#### Given problem
Search the entries below. Return every line that has "label" in it.

··· Task input

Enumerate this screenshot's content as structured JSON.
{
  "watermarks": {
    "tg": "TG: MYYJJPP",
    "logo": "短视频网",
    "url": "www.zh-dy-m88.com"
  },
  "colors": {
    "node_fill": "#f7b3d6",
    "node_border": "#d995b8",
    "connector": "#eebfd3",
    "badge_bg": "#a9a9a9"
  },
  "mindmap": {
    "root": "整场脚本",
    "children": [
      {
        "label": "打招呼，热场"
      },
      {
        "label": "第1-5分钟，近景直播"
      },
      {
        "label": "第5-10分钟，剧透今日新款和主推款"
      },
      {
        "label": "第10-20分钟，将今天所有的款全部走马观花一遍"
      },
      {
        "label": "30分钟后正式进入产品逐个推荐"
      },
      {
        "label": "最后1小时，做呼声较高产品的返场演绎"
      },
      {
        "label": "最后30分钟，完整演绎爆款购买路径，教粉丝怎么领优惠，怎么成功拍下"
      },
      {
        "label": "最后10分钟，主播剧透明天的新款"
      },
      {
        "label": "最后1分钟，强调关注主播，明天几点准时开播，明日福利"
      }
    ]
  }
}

······

#### Response to the task
        "label": "打招呼，热场"
        "label": "第1-5分钟，近景直播"
        "label": "第5-10分钟，剧透今日新款和主推款"
        "label": "第10-20分钟，将今天所有的款全部走马观花一遍"
        "label": "30分钟后正式进入产品逐个推荐"
        "label": "最后1小时，做呼声较高产品的返场演绎"
        "label": "最后30分钟，完整演绎爆款购买路径，教粉丝怎么领优惠，怎么成功拍下"
        "label": "最后10分钟，主播剧透明天的新款"
        "label": "最后1分钟，强调关注主播，明天几点准时开播，明日福利"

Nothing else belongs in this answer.